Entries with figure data
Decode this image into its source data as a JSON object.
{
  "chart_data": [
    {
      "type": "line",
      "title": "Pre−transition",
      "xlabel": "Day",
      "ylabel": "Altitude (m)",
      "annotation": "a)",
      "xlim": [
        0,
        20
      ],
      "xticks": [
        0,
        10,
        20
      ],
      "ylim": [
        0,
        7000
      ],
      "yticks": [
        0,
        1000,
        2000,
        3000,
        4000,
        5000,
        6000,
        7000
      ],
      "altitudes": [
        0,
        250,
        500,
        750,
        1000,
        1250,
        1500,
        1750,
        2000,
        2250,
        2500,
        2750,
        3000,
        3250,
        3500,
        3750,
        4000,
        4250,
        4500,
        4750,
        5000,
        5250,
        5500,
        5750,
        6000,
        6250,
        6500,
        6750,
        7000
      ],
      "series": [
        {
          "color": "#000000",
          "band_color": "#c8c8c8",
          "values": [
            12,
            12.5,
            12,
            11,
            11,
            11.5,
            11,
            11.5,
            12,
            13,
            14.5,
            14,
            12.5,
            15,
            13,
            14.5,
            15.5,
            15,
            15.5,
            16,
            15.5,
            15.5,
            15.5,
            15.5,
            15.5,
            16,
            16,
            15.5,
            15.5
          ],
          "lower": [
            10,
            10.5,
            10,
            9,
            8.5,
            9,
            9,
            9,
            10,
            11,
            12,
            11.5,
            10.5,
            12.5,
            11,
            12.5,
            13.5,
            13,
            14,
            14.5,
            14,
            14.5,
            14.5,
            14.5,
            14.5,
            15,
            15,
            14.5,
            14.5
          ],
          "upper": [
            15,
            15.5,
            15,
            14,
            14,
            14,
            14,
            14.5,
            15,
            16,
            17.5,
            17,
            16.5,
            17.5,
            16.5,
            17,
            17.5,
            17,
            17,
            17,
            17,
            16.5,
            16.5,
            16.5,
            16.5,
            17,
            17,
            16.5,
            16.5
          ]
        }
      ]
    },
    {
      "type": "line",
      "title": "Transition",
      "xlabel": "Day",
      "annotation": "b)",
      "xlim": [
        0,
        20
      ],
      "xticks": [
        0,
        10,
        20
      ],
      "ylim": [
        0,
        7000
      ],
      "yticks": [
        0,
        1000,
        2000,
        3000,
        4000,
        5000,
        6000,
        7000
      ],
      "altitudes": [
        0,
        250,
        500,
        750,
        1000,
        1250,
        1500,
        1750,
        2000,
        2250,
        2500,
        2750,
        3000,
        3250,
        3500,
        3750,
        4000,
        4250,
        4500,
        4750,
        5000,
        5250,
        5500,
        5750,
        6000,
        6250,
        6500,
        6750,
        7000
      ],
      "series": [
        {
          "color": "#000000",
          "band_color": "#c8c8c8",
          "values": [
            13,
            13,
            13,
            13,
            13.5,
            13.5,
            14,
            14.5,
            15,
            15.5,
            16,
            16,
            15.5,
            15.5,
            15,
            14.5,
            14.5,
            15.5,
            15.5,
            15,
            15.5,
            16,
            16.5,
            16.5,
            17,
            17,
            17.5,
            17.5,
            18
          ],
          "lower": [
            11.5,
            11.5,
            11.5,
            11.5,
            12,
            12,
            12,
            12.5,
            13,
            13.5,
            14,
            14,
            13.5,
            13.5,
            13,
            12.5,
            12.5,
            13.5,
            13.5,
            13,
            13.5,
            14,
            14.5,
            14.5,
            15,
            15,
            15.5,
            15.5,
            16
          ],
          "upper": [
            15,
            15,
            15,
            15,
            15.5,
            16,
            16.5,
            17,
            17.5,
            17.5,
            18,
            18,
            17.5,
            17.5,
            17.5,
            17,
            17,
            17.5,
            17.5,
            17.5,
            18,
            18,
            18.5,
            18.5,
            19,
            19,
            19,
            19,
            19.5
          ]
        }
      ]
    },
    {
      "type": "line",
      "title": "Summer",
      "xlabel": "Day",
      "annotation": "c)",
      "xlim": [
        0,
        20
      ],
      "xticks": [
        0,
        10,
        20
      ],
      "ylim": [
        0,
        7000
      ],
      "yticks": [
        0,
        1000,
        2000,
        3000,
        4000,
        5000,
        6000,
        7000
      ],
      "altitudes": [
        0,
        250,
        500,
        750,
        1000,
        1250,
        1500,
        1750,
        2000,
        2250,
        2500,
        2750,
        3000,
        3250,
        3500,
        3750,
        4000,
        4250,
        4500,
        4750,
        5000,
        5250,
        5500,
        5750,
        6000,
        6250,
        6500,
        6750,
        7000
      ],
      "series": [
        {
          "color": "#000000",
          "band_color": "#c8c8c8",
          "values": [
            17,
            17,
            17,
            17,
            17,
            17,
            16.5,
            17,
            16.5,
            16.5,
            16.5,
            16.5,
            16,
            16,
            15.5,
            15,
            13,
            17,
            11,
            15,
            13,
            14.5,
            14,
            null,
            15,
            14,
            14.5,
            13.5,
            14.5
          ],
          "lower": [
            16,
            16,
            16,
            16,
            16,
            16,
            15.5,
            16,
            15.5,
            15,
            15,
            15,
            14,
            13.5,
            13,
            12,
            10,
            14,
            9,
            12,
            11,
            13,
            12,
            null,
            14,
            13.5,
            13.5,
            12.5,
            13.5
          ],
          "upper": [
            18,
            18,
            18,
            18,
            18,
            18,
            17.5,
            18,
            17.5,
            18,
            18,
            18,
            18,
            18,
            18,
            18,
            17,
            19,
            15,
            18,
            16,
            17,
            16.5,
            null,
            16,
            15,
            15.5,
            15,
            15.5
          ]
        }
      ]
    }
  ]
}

=== Aim ===
The whole listing above needs to be written out again exactly.

=== Exercise solution ===
Decode this image into its source data as a JSON object.
{
  "chart_data": [
    {
      "type": "line",
      "title": "Pre−transition",
      "xlabel": "Day",
      "ylabel": "Altitude (m)",
      "annotation": "a)",
      "xlim": [
        0,
        20
      ],
      "xticks": [
        0,
        10,
        20
      ],
      "ylim": [
        0,
        7000
      ],
      "yticks": [
        0,
        1000,
        2000,
        3000,
        4000,
        5000,
        6000,
        7000
      ],
      "altitudes": [
        0,
        250,
        500,
        750,
        1000,
        1250,
        1500,
        1750,
        2000,
        2250,
        2500,
        2750,
        3000,
        3250,
        3500,
        3750,
        4000,
        4250,
        4500,
        4750,
        5000,
        5250,
        5500,
        5750,
        6000,
        6250,
        6500,
        6750,
        7000
      ],
      "series": [
        {
          "color": "#000000",
          "band_color": "#c8c8c8",
          "values": [
            12,
            12.5,
            12,
            11,
            11,
            11.5,
            11,
            11.5,
            12,
            13,
            14.5,
            14,
            12.5,
            15,
            13,
            14.5,
            15.5,
            15,
            15.5,
            16,
            15.5,
            15.5,
            15.5,
            15.5,
            15.5,
            16,
            16,
            15.5,
            15.5
          ],
          "lower": [
            10,
            10.5,
            10,
            9,
            8.5,
            9,
            9,
            9,
            10,
            11,
            12,
            11.5,
            10.5,
            12.5,
            11,
            12.5,
            13.5,
            13,
            14,
            14.5,
            14,
            14.5,
            14.5,
            14.5,
            14.5,
            15,
            15,
            14.5,
            14.5
          ],
          "upper": [
            15,
            15.5,
            15,
            14,
            14,
            14,
            14,
            14.5,
            15,
            16,
            17.5,
            17,
            16.5,
            17.5,
            16.5,
            17,
            17.5,
            17,
            17,
            17,
            17,
            16.5,
            16.5,
            16.5,
            16.5,
            17,
            17,
            16.5,
            16.5
          ]
        }
      ]
    },
    {
      "type": "line",
      "title": "Transition",
      "xlabel": "Day",
      "annotation": "b)",
      "xlim": [
        0,
        20
      ],
      "xticks": [
        0,
        10,
        20
      ],
      "ylim": [
        0,
        7000
      ],
      "yticks": [
        0,
        1000,
        2000,
        3000,
        4000,
        5000,
        6000,
        7000
      ],
      "altitudes": [
        0,
        250,
        500,
        750,
        1000,
        1250,
        1500,
        1750,
        2000,
        2250,
        2500,
        2750,
        3000,
        3250,
        3500,
        3750,
        4000,
        4250,
        4500,
        4750,
        5000,
        5250,
        5500,
        5750,
        6000,
        6250,
        6500,
        6750,
        7000
      ],
      "series": [
        {
          "color": "#000000",
          "band_color": "#c8c8c8",
          "values": [
            13,
            13,
            13,
            13,
            13.5,
            13.5,
            14,
            14.5,
            15,
            15.5,
            16,
            16,
            15.5,
            15.5,
            15,
            14.5,
            14.5,
            15.5,
            15.5,
            15,
            15.5,
            16,
            16.5,
            16.5,
            17,
            17,
            17.5,
            17.5,
            18
          ],
          "lower": [
            11.5,
            11.5,
            11.5,
            11.5,
            12,
            12,
            12,
            12.5,
            13,
            13.5,
            14,
            14,
            13.5,
            13.5,
            13,
            12.5,
            12.5,
            13.5,
            13.5,
            13,
            13.5,
            14,
            14.5,
            14.5,
            15,
            15,
            15.5,
            15.5,
            16
          ],
          "upper": [
            15,
            15,
            15,
            15,
            15.5,
            16,
            16.5,
            17,
            17.5,
            17.5,
            18,
            18,
            17.5,
            17.5,
            17.5,
            17,
            17,
            17.5,
            17.5,
            17.5,
            18,
            18,
            18.5,
            18.5,
            19,
            19,
            19,
            19,
            19.5
          ]
        }
      ]
    },
    {
      "type": "line",
      "title": "Summer",
      "xlabel": "Day",
      "annotation": "c)",
      "xlim": [
        0,
        20
      ],
      "xticks": [
        0,
        10,
        20
      ],
      "ylim": [
        0,
        7000
      ],
      "yticks": [
        0,
        1000,
        2000,
        3000,
        4000,
        5000,
        6000,
        7000
      ],
      "altitudes": [
        0,
        250,
        500,
        750,
        1000,
        1250,
        1500,
        1750,
        2000,
        2250,
        2500,
        2750,
        3000,
        3250,
        3500,
        3750,
        4000,
        4250,
        4500,
        4750,
        5000,
        5250,
        5500,
        5750,
        6000,
        6250,
        6500,
        6750,
        7000
      ],
      "series": [
        {
          "color": "#000000",
          "band_color": "#c8c8c8",
          "values": [
            17,
            17,
            17,
            17,
            17,
            17,
            16.5,
            17,
            16.5,
            16.5,
            16.5,
            16.5,
            16,
            16,
            15.5,
            15,
            13,
            17,
            11,
            15,
            13,
            14.5,
            14,
            null,
            15,
            14,
            14.5,
            13.5,
            14.5
          ],
          "lower": [
            16,
            16,
            16,
            16,
            16,
            16,
            15.5,
            16,
            15.5,
            15,
            15,
            15,
            14,
            13.5,
            13,
            12,
            10,
            14,
            9,
            12,
            11,
            13,
            12,
            null,
            14,
            13.5,
            13.5,
            12.5,
            13.5
          ],
          "upper": [
            18,
            18,
            18,
            18,
            18,
            18,
            17.5,
            18,
            17.5,
            18,
            18,
            18,
            18,
            18,
            18,
            18,
            17,
            19,
            15,
            18,
            16,
            17,
            16.5,
            null,
            16,
            15,
            15.5,
            15,
            15.5
          ]
        }
      ]
    }
  ]
}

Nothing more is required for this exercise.